Collect the lines of the entries where "average" shows up.

- - - - - - -

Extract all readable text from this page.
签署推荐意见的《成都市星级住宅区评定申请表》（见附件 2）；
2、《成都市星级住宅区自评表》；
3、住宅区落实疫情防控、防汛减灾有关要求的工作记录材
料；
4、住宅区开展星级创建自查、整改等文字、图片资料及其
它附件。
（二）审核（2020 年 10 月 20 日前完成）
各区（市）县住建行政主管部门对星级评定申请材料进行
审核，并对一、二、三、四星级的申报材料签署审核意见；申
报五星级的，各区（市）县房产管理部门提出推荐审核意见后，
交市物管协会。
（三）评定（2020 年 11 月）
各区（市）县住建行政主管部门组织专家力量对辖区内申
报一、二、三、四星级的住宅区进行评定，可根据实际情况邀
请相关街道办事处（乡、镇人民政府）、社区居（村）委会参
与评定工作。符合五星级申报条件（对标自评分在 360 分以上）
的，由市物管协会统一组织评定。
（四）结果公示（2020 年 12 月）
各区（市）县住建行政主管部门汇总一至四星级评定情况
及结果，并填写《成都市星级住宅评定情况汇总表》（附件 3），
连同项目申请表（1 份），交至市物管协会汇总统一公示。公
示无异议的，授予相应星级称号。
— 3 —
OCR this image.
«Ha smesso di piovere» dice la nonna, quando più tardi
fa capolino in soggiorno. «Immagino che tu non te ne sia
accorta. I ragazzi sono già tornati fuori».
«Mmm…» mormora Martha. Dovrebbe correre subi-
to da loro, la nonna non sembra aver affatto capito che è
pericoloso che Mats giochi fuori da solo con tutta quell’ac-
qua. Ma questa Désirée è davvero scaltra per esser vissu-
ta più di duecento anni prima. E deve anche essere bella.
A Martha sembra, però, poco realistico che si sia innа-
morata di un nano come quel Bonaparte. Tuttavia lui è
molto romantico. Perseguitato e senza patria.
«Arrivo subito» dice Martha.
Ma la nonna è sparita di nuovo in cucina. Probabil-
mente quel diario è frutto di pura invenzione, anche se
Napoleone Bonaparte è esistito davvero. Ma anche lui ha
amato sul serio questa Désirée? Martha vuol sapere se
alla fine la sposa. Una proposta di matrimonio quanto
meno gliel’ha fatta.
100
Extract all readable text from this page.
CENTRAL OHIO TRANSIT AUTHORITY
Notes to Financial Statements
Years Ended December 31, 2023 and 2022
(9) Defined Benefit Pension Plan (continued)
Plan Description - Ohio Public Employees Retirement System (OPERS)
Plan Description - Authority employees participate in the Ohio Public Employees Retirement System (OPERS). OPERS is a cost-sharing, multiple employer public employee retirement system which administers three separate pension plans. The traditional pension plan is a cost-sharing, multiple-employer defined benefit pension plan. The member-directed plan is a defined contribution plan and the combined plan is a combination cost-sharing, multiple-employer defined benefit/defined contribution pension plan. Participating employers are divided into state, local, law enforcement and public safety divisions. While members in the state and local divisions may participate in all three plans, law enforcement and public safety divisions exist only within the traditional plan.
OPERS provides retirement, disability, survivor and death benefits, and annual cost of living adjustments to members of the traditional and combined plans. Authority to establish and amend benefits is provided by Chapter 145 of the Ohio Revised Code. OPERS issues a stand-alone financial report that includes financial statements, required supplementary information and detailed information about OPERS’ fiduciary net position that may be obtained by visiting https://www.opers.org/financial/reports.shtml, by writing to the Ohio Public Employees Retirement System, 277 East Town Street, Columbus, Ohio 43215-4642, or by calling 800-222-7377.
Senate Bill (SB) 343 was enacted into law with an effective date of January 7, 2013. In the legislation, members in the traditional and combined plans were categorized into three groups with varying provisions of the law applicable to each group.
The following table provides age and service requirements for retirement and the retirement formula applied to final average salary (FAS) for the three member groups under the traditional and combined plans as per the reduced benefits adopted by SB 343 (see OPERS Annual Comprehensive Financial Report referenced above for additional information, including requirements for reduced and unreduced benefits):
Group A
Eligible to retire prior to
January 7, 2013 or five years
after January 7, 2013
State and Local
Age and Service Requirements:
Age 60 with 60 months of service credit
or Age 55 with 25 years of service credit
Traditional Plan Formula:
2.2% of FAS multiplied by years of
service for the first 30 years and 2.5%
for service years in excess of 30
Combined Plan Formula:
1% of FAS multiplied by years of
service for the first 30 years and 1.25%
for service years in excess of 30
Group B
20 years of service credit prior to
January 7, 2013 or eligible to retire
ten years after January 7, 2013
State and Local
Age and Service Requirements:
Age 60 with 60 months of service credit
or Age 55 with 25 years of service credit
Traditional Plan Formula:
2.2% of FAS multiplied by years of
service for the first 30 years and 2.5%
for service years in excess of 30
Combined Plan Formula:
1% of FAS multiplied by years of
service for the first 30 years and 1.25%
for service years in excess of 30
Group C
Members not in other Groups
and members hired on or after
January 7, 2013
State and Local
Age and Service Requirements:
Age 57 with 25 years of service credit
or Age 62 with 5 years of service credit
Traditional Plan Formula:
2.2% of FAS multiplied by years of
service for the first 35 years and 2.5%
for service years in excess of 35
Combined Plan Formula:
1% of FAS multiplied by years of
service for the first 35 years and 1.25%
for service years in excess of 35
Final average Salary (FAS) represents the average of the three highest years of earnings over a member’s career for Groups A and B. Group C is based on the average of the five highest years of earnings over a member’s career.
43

- - - - - - -

* [Full response]
The following table provides age and service requirements for retirement and the retirement formula applied to final average salary (FAS) for the three member groups under the traditional and combined plans as per the reduced benefits adopted by SB 343 (see OPERS Annual Comprehensive Financial Report referenced above for additional information, including requirements for reduced and unreduced benefits):
Final average Salary (FAS) represents the average of the three highest years of earnings over a member’s career for Groups A and B. Group C is based on the average of the five highest years of earnings over a member’s career.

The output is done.